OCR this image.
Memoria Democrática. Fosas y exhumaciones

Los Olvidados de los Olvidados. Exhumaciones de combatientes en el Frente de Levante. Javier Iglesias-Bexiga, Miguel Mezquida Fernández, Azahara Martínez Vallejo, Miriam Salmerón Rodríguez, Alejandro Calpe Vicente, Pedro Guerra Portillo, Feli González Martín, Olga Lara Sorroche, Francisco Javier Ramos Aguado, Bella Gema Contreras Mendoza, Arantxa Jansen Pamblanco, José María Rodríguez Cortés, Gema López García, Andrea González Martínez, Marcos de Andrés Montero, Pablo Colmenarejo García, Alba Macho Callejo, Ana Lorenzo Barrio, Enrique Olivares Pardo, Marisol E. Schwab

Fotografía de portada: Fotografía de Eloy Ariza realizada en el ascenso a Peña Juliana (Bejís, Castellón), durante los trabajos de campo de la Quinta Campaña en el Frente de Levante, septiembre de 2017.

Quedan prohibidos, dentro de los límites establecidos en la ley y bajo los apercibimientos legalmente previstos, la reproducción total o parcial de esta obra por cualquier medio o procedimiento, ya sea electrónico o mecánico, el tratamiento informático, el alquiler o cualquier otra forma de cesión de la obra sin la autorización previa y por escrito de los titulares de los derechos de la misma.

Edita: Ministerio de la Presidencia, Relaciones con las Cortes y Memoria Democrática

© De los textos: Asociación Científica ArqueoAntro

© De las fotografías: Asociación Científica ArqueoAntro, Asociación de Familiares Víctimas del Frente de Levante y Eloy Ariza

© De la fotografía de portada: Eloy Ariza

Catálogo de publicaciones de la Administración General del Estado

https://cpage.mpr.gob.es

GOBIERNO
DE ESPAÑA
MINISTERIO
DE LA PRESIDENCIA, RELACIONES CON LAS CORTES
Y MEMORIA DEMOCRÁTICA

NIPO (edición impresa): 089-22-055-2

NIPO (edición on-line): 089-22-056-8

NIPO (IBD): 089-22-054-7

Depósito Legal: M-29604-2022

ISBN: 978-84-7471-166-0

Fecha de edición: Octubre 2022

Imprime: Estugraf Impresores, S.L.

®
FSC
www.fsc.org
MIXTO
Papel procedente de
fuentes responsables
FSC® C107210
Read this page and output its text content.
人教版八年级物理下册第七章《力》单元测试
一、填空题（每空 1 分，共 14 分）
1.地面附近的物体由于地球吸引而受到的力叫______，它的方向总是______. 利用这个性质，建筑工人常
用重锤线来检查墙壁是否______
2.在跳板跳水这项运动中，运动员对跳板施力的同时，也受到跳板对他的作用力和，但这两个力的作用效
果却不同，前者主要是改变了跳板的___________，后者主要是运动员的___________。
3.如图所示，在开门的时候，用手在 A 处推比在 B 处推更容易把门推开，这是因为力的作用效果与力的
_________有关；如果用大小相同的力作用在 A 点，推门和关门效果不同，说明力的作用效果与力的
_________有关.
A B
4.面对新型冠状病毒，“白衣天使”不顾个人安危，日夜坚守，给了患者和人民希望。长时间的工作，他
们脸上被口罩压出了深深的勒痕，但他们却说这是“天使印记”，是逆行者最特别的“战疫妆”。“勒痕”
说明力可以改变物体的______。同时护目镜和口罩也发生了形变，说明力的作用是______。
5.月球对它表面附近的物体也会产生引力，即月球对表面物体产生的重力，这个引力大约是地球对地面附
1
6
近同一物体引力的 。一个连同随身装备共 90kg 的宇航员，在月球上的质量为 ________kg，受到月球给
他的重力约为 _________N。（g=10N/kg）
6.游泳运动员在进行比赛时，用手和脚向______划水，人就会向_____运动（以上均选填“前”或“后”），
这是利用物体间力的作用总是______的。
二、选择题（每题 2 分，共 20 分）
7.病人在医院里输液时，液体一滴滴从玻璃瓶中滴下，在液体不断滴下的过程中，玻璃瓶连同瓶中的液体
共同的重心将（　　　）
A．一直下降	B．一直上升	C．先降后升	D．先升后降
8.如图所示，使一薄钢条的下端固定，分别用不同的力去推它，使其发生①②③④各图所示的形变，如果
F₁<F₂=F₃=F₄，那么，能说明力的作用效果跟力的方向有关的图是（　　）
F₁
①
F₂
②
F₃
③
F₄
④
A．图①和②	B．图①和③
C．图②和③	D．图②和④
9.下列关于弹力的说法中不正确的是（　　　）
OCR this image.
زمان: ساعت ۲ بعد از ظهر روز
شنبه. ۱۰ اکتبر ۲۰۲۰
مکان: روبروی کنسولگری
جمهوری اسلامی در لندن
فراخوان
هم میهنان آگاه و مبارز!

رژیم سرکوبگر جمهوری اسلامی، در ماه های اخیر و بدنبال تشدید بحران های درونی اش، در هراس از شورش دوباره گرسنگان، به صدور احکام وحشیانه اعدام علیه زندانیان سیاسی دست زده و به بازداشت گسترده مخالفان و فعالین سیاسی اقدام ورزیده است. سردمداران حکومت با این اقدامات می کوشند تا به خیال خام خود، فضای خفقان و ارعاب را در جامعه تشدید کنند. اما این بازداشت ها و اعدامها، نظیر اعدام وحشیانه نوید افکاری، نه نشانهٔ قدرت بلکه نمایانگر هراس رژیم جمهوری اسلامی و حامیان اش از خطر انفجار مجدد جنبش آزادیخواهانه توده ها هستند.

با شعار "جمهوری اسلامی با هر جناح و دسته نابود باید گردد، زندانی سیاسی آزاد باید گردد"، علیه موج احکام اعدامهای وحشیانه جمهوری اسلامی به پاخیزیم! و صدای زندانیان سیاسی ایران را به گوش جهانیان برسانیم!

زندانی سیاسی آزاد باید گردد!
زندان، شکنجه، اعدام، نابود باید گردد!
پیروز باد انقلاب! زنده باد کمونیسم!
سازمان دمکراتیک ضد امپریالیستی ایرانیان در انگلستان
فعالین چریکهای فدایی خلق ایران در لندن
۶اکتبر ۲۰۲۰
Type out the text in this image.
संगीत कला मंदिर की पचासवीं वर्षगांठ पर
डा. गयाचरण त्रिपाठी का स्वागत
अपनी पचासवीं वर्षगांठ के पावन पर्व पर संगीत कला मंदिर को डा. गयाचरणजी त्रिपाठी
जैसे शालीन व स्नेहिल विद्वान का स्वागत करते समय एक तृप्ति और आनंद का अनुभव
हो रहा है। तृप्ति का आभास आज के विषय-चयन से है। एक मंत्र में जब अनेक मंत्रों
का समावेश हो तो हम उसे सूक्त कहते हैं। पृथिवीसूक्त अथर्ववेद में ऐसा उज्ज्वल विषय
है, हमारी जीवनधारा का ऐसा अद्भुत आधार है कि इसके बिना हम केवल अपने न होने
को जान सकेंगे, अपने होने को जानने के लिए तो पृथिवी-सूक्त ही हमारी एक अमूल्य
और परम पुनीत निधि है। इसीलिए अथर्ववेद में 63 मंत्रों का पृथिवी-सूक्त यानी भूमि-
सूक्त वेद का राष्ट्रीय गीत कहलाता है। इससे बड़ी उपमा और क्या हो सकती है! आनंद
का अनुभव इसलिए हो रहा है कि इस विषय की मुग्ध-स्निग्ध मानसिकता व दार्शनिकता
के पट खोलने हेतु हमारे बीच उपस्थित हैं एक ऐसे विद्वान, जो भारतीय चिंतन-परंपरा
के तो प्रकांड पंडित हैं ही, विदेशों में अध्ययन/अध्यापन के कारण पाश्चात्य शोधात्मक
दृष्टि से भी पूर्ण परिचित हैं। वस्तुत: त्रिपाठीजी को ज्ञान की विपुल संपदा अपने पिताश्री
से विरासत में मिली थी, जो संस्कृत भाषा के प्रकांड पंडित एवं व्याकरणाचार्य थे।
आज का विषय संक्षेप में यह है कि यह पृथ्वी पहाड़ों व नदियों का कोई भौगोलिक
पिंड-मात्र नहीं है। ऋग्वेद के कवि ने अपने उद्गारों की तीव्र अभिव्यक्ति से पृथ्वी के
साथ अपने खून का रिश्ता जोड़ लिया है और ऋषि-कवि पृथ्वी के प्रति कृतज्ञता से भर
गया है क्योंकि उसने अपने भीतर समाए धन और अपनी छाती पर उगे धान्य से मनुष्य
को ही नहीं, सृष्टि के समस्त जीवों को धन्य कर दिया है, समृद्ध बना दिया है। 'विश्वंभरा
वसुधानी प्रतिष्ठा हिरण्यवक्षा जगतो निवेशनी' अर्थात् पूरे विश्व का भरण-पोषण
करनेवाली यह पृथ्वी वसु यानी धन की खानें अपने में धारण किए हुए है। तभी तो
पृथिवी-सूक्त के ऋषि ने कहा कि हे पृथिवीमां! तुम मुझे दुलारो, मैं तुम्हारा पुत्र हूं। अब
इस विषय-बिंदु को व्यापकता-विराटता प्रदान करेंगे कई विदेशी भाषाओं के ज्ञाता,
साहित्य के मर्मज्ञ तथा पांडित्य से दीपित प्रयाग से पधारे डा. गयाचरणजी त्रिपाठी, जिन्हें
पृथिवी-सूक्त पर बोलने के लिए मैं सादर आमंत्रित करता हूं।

#### EXERCISE TASK
Track down the lines that include the word "جمهوری" and copy them.

#### SOLUTION TO THIS PROBLEM
جمهوری اسلامی در لندن
رژیم سرکوبگر جمهوری اسلامی، در ماه های اخیر و بدنبال تشدید بحران های درونی اش، در هراس از شورش دوباره گرسنگان، به صدور احکام وحشیانه اعدام علیه زندانیان سیاسی دست زده و به بازداشت گسترده مخالفان و فعالین سیاسی اقدام ورزیده است. سردمداران حکومت با این اقدامات می کوشند تا به خیال خام خود، فضای خفقان و ارعاب را در جامعه تشدید کنند. اما این بازداشت ها و اعدامها، نظیر اعدام وحشیانه نوید افکاری، نه نشانهٔ قدرت بلکه نمایانگر هراس رژیم جمهوری اسلامی و حامیان اش از خطر انفجار مجدد جنبش آزادیخواهانه توده ها هستند.
با شعار "جمهوری اسلامی با هر جناح و دسته نابود باید گردد، زندانی سیاسی آزاد باید گردد"، علیه موج احکام اعدامهای وحشیانه جمهوری اسلامی به پاخیزیم! و صدای زندانیان سیاسی ایران را به گوش جهانیان برسانیم!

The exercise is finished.